## Required work
Repeat the material verbatim and drop the pictures.

## Data to use
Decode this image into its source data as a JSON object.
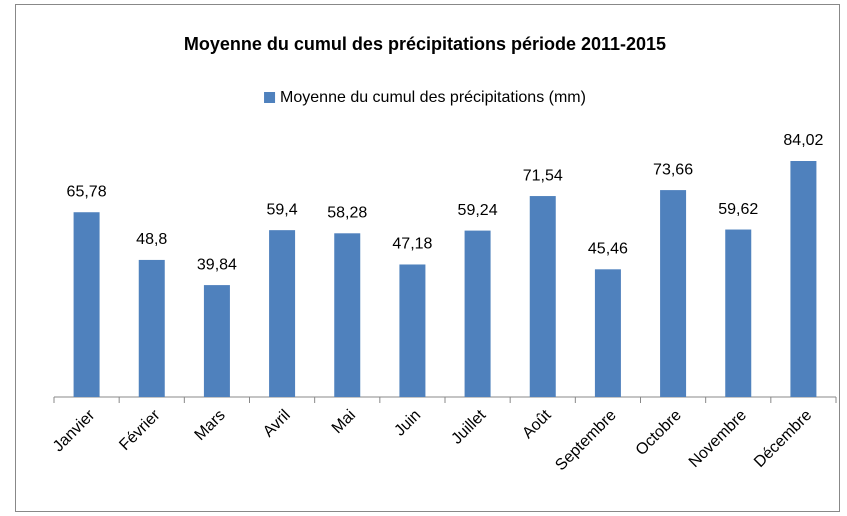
{
  "chart_data": {
    "type": "bar",
    "title": "Moyenne du cumul des précipitations période 2011-2015",
    "categories": [
      "Janvier",
      "Février",
      "Mars",
      "Avril",
      "Mai",
      "Juin",
      "Juillet",
      "Août",
      "Septembre",
      "Octobre",
      "Novembre",
      "Décembre"
    ],
    "series": [
      {
        "name": "Moyenne du cumul des précipitations (mm)",
        "color": "#4f81bd",
        "values": [
          65.78,
          48.8,
          39.84,
          59.4,
          58.28,
          47.18,
          59.24,
          71.54,
          45.46,
          73.66,
          59.62,
          84.02
        ],
        "value_labels": [
          "65,78",
          "48,8",
          "39,84",
          "59,4",
          "58,28",
          "47,18",
          "59,24",
          "71,54",
          "45,46",
          "73,66",
          "59,62",
          "84,02"
        ]
      }
    ],
    "legend": "top"
  }
}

## Result of the task
Decode this image into its source data as a JSON object.
{
  "chart_data": {
    "type": "bar",
    "title": "Moyenne du cumul des précipitations période 2011-2015",
    "categories": [
      "Janvier",
      "Février",
      "Mars",
      "Avril",
      "Mai",
      "Juin",
      "Juillet",
      "Août",
      "Septembre",
      "Octobre",
      "Novembre",
      "Décembre"
    ],
    "series": [
      {
        "name": "Moyenne du cumul des précipitations (mm)",
        "color": "#4f81bd",
        "values": [
          65.78,
          48.8,
          39.84,
          59.4,
          58.28,
          47.18,
          59.24,
          71.54,
          45.46,
          73.66,
          59.62,
          84.02
        ],
        "value_labels": [
          "65,78",
          "48,8",
          "39,84",
          "59,4",
          "58,28",
          "47,18",
          "59,24",
          "71,54",
          "45,46",
          "73,66",
          "59,62",
          "84,02"
        ]
      }
    ],
    "legend": "top"
  }
}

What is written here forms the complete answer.